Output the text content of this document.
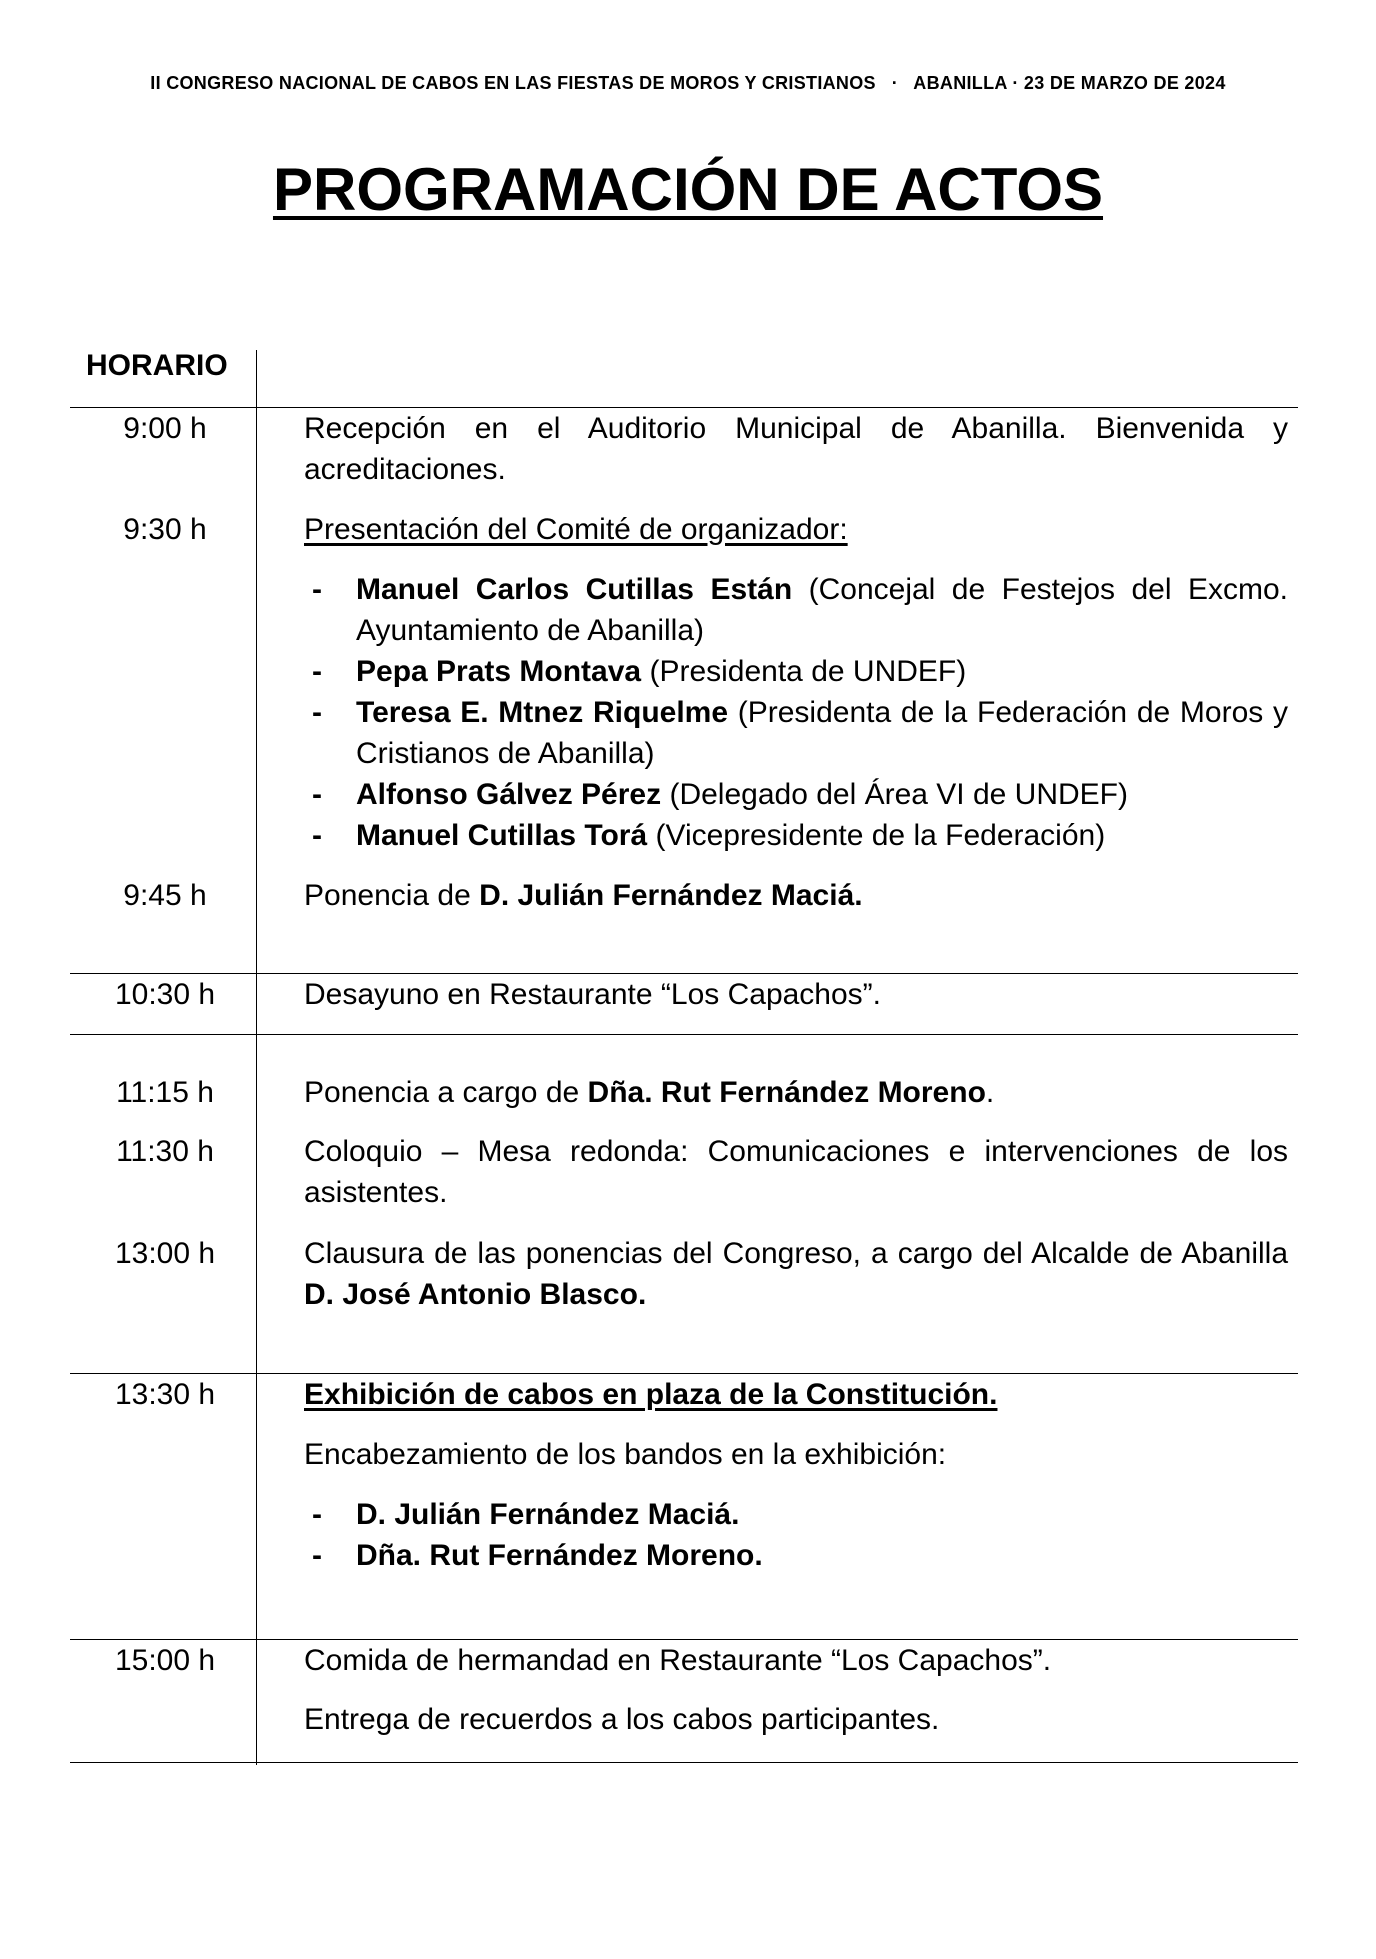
II CONGRESO NACIONAL DE CABOS EN LAS FIESTAS DE MOROS Y CRISTIANOS · ABANILLA · 23 DE MARZO DE 2024
PROGRAMACIÓN DE ACTOS
HORARIO
9:00 h	Recepción en el Auditorio Municipal de Abanilla. Bienvenida y acreditaciones.
9:30 h	Presentación del Comité de organizador:
- Manuel Carlos Cutillas Están (Concejal de Festejos del Excmo. Ayuntamiento de Abanilla)
- Pepa Prats Montava (Presidenta de UNDEF)
- Teresa E. Mtnez Riquelme (Presidenta de la Federación de Moros y Cristianos de Abanilla)
- Alfonso Gálvez Pérez (Delegado del Área VI de UNDEF)
- Manuel Cutillas Torá (Vicepresidente de la Federación)
9:45 h	Ponencia de D. Julián Fernández Maciá.
10:30 h	Desayuno en Restaurante “Los Capachos”.
11:15 h	Ponencia a cargo de Dña. Rut Fernández Moreno.
11:30 h	Coloquio – Mesa redonda: Comunicaciones e intervenciones de los asistentes.
13:00 h	Clausura de las ponencias del Congreso, a cargo del Alcalde de Abanilla D. José Antonio Blasco.
13:30 h	Exhibición de cabos en plaza de la Constitución.
Encabezamiento de los bandos en la exhibición:
- D. Julián Fernández Maciá.
- Dña. Rut Fernández Moreno.
15:00 h	Comida de hermandad en Restaurante “Los Capachos”.
Entrega de recuerdos a los cabos participantes.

★ ★ ★ ★ ★

- _Short task_
Going through the entries above, tally each line that has the word "cargo". Answer with the number only.

- _Exercise response_
2